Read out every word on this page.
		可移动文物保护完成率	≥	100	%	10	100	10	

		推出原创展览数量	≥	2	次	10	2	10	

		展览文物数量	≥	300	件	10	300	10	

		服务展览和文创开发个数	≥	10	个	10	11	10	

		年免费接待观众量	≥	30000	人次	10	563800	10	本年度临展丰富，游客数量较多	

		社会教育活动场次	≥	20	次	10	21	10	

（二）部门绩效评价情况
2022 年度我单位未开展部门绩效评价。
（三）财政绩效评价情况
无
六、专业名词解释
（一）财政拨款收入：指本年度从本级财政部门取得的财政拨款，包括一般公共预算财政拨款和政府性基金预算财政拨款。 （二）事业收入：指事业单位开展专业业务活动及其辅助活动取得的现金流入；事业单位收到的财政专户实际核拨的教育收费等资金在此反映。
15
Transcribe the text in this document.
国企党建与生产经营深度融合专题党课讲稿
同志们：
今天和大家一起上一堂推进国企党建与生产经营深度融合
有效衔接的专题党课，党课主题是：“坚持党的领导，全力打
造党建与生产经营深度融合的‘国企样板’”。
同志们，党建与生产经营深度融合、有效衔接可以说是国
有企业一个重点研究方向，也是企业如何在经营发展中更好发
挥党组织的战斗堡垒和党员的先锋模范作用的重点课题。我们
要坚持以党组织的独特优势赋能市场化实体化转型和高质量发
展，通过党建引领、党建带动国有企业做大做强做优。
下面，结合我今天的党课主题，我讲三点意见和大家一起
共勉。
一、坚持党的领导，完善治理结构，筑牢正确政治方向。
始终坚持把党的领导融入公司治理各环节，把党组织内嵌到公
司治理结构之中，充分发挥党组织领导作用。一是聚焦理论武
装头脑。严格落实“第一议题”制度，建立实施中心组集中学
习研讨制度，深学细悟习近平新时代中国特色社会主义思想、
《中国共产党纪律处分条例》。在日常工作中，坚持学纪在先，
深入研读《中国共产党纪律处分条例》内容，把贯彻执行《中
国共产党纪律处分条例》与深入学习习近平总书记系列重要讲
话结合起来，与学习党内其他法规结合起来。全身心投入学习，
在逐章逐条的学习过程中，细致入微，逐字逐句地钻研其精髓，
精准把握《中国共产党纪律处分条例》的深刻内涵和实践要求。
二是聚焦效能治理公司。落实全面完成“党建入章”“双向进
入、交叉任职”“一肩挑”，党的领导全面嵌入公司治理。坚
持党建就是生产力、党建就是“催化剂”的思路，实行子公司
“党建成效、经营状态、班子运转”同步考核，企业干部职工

• What to do
Which lines run from the one containing "Transcribe the text in this document." to the end of the entries above? Quote exactly those, and only those.

• Correct response
Transcribe the text in this document.
国企党建与生产经营深度融合专题党课讲稿
同志们：
今天和大家一起上一堂推进国企党建与生产经营深度融合
有效衔接的专题党课，党课主题是：“坚持党的领导，全力打
造党建与生产经营深度融合的‘国企样板’”。
同志们，党建与生产经营深度融合、有效衔接可以说是国
有企业一个重点研究方向，也是企业如何在经营发展中更好发
挥党组织的战斗堡垒和党员的先锋模范作用的重点课题。我们
要坚持以党组织的独特优势赋能市场化实体化转型和高质量发
展，通过党建引领、党建带动国有企业做大做强做优。
下面，结合我今天的党课主题，我讲三点意见和大家一起
共勉。
一、坚持党的领导，完善治理结构，筑牢正确政治方向。
始终坚持把党的领导融入公司治理各环节，把党组织内嵌到公
司治理结构之中，充分发挥党组织领导作用。一是聚焦理论武
装头脑。严格落实“第一议题”制度，建立实施中心组集中学
习研讨制度，深学细悟习近平新时代中国特色社会主义思想、
《中国共产党纪律处分条例》。在日常工作中，坚持学纪在先，
深入研读《中国共产党纪律处分条例》内容，把贯彻执行《中
国共产党纪律处分条例》与深入学习习近平总书记系列重要讲
话结合起来，与学习党内其他法规结合起来。全身心投入学习，
在逐章逐条的学习过程中，细致入微，逐字逐句地钻研其精髓，
精准把握《中国共产党纪律处分条例》的深刻内涵和实践要求。
二是聚焦效能治理公司。落实全面完成“党建入章”“双向进
入、交叉任职”“一肩挑”，党的领导全面嵌入公司治理。坚
持党建就是生产力、党建就是“催化剂”的思路，实行子公司
“党建成效、经营状态、班子运转”同步考核，企业干部职工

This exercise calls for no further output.